GIVEN EXERCISE
Please write out the material that follows, exactly as it stands.

PROVIDED ENTRIES
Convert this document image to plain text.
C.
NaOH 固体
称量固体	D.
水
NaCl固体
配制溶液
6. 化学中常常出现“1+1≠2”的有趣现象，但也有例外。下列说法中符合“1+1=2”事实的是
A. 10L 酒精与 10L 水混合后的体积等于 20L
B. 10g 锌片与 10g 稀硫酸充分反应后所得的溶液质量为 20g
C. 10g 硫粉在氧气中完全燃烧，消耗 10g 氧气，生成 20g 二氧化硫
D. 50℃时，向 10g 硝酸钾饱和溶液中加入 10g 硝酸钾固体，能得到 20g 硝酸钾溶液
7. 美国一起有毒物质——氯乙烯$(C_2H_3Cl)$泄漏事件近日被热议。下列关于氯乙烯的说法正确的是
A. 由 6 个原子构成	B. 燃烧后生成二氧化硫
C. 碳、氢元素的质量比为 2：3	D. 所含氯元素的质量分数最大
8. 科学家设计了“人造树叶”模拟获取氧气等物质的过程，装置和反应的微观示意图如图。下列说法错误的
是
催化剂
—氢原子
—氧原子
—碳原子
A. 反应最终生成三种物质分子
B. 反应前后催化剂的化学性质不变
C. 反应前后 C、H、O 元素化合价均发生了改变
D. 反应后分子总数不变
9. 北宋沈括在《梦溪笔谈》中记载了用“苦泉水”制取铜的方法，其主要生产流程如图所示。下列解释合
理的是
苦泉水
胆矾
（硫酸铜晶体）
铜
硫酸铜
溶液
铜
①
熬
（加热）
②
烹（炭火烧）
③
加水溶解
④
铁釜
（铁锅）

REPLY
Convert this document image to plain text.
C.
NaOH 固体
称量固体	D.
水
NaCl固体
配制溶液
6. 化学中常常出现“1+1≠2”的有趣现象，但也有例外。下列说法中符合“1+1=2”事实的是
A. 10L 酒精与 10L 水混合后的体积等于 20L
B. 10g 锌片与 10g 稀硫酸充分反应后所得的溶液质量为 20g
C. 10g 硫粉在氧气中完全燃烧，消耗 10g 氧气，生成 20g 二氧化硫
D. 50℃时，向 10g 硝酸钾饱和溶液中加入 10g 硝酸钾固体，能得到 20g 硝酸钾溶液
7. 美国一起有毒物质——氯乙烯$(C_2H_3Cl)$泄漏事件近日被热议。下列关于氯乙烯的说法正确的是
A. 由 6 个原子构成	B. 燃烧后生成二氧化硫
C. 碳、氢元素的质量比为 2：3	D. 所含氯元素的质量分数最大
8. 科学家设计了“人造树叶”模拟获取氧气等物质的过程，装置和反应的微观示意图如图。下列说法错误的
是
催化剂
—氢原子
—氧原子
—碳原子
A. 反应最终生成三种物质分子
B. 反应前后催化剂的化学性质不变
C. 反应前后 C、H、O 元素化合价均发生了改变
D. 反应后分子总数不变
9. 北宋沈括在《梦溪笔谈》中记载了用“苦泉水”制取铜的方法，其主要生产流程如图所示。下列解释合
理的是
苦泉水
胆矾
（硫酸铜晶体）
铜
硫酸铜
溶液
铜
①
熬
（加热）
②
烹（炭火烧）
③
加水溶解
④
铁釜
（铁锅）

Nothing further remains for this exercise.